* Start *
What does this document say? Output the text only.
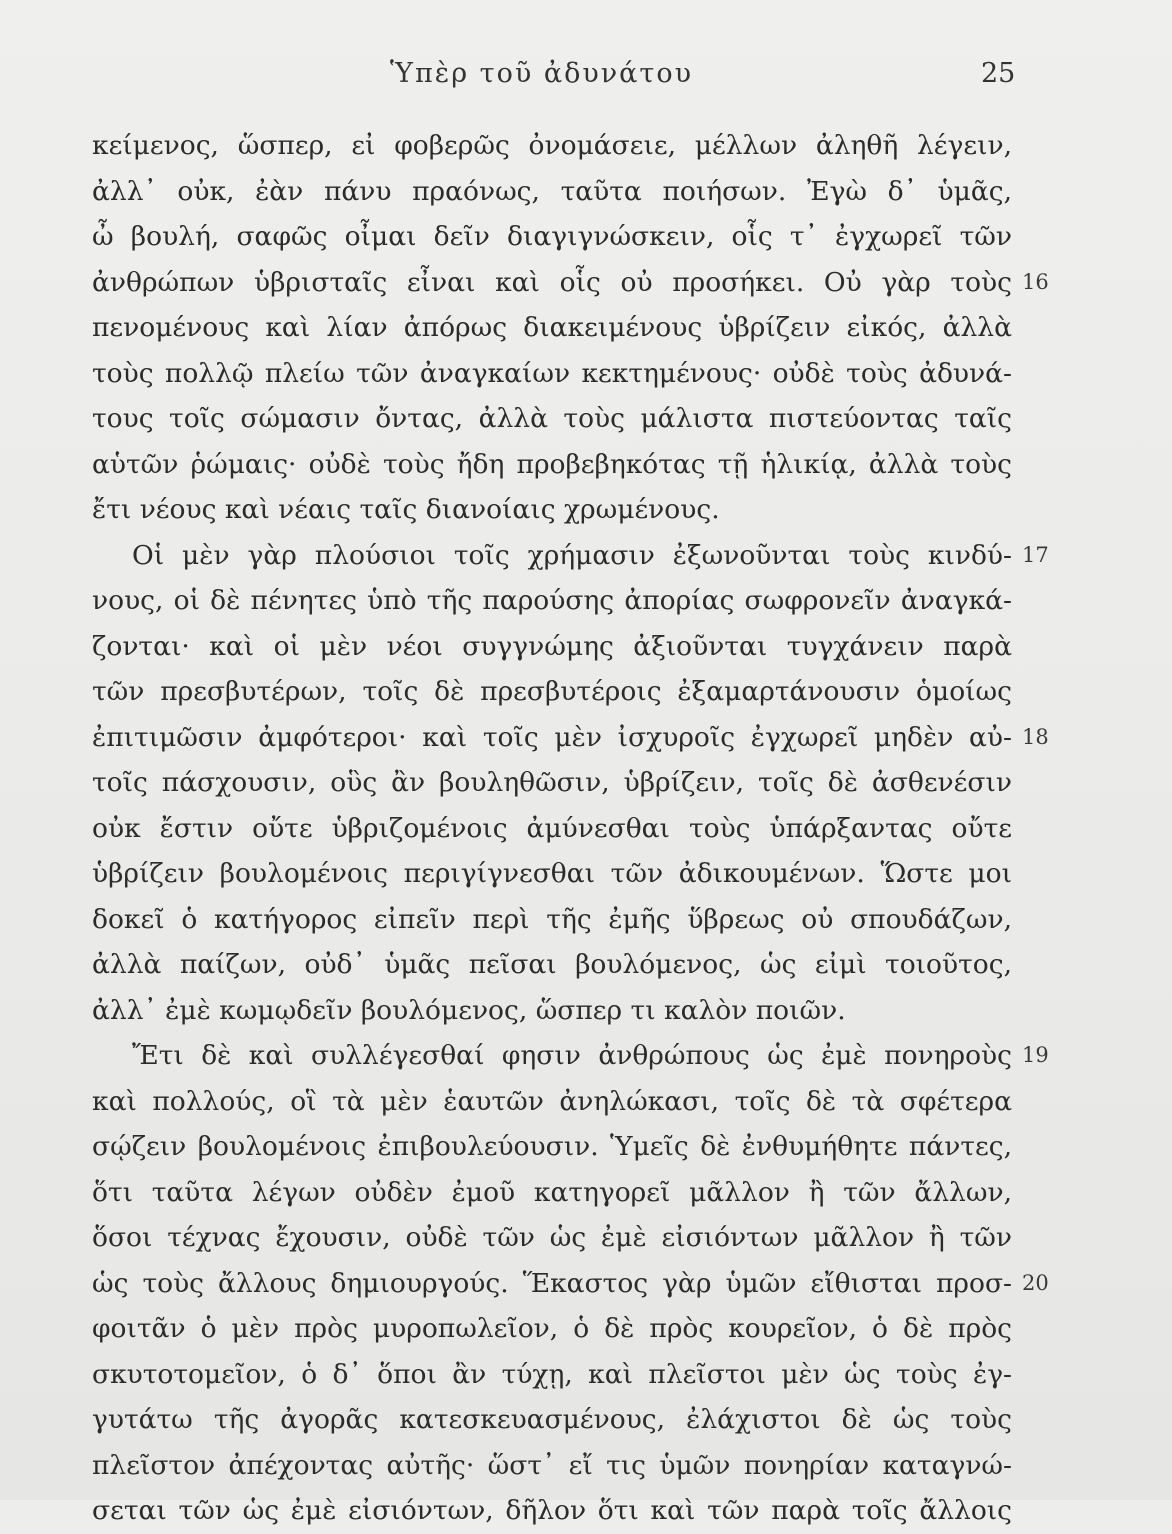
Ὑπὲρ τοῦ ἀδυνάτου	25
κείμενος, ὥσπερ, εἰ φοβερῶς ὀνομάσειε, μέλλων ἀληθῆ λέγειν,
ἀλλ᾽ οὐκ, ἐὰν πάνυ πραόνως, ταῦτα ποιήσων. Ἐγὼ δ᾽ ὑμᾶς,
ὦ βουλή, σαφῶς οἶμαι δεῖν διαγιγνώσκειν, οἷς τ᾽ ἐγχωρεῖ τῶν
ἀνθρώπων ὑβρισταῖς εἶναι καὶ οἷς οὐ προσήκει. Οὐ γὰρ τοὺς
πενομένους καὶ λίαν ἀπόρως διακειμένους ὑβρίζειν εἰκός, ἀλλὰ
τοὺς πολλῷ πλείω τῶν ἀναγκαίων κεκτημένους· οὐδὲ τοὺς ἀδυνά-
τους τοῖς σώμασιν ὄντας, ἀλλὰ τοὺς μάλιστα πιστεύοντας ταῖς
αὑτῶν ῥώμαις· οὐδὲ τοὺς ἤδη προβεβηκότας τῇ ἡλικίᾳ, ἀλλὰ τοὺς
ἔτι νέους καὶ νέαις ταῖς διανοίαις χρωμένους.
Οἱ μὲν γὰρ πλούσιοι τοῖς χρήμασιν ἐξωνοῦνται τοὺς κινδύ-
νους, οἱ δὲ πένητες ὑπὸ τῆς παρούσης ἀπορίας σωφρονεῖν ἀναγκά-
ζονται· καὶ οἱ μὲν νέοι συγγνώμης ἀξιοῦνται τυγχάνειν παρὰ
τῶν πρεσβυτέρων, τοῖς δὲ πρεσβυτέροις ἐξαμαρτάνουσιν ὁμοίως
ἐπιτιμῶσιν ἀμφότεροι· καὶ τοῖς μὲν ἰσχυροῖς ἐγχωρεῖ μηδὲν αὐ-
τοῖς πάσχουσιν, οὓς ἂν βουληθῶσιν, ὑβρίζειν, τοῖς δὲ ἀσθενέσιν
οὐκ ἔστιν οὔτε ὑβριζομένοις ἀμύνεσθαι τοὺς ὑπάρξαντας οὔτε
ὑβρίζειν βουλομένοις περιγίγνεσθαι τῶν ἀδικουμένων. Ὥστε μοι
δοκεῖ ὁ κατήγορος εἰπεῖν περὶ τῆς ἐμῆς ὕβρεως οὐ σπουδάζων,
ἀλλὰ παίζων, οὐδ᾽ ὑμᾶς πεῖσαι βουλόμενος, ὡς εἰμὶ τοιοῦτος,
ἀλλ᾽ ἐμὲ κωμῳδεῖν βουλόμενος, ὥσπερ τι καλὸν ποιῶν.
Ἔτι δὲ καὶ συλλέγεσθαί φησιν ἀνθρώπους ὡς ἐμὲ πονηροὺς
καὶ πολλούς, οἳ τὰ μὲν ἑαυτῶν ἀνηλώκασι, τοῖς δὲ τὰ σφέτερα
σῴζειν βουλομένοις ἐπιβουλεύουσιν. Ὑμεῖς δὲ ἐνθυμήθητε πάντες,
ὅτι ταῦτα λέγων οὐδὲν ἐμοῦ κατηγορεῖ μᾶλλον ἢ τῶν ἄλλων,
ὅσοι τέχνας ἔχουσιν, οὐδὲ τῶν ὡς ἐμὲ εἰσιόντων μᾶλλον ἢ τῶν
ὡς τοὺς ἄλλους δημιουργούς. Ἕκαστος γὰρ ὑμῶν εἴθισται προσ-
φοιτᾶν ὁ μὲν πρὸς μυροπωλεῖον, ὁ δὲ πρὸς κουρεῖον, ὁ δὲ πρὸς
σκυτοτομεῖον, ὁ δ᾽ ὅποι ἂν τύχῃ, καὶ πλεῖστοι μὲν ὡς τοὺς ἐγ-
γυτάτω τῆς ἀγορᾶς κατεσκευασμένους, ἐλάχιστοι δὲ ὡς τοὺς
πλεῖστον ἀπέχοντας αὐτῆς· ὥστ᾽ εἴ τις ὑμῶν πονηρίαν καταγνώ-
σεται τῶν ὡς ἐμὲ εἰσιόντων, δῆλον ὅτι καὶ τῶν παρὰ τοῖς ἄλλοις
16
17
18
19
20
* End *
Written problem | Gather from the data above every line with the string "ὑμῶν".

Full solution |
ὡς τοὺς ἄλλους δημιουργούς. Ἕκαστος γὰρ ὑμῶν εἴθισται προσ-
πλεῖστον ἀπέχοντας αὐτῆς· ὥστ᾽ εἴ τις ὑμῶν πονηρίαν καταγνώ-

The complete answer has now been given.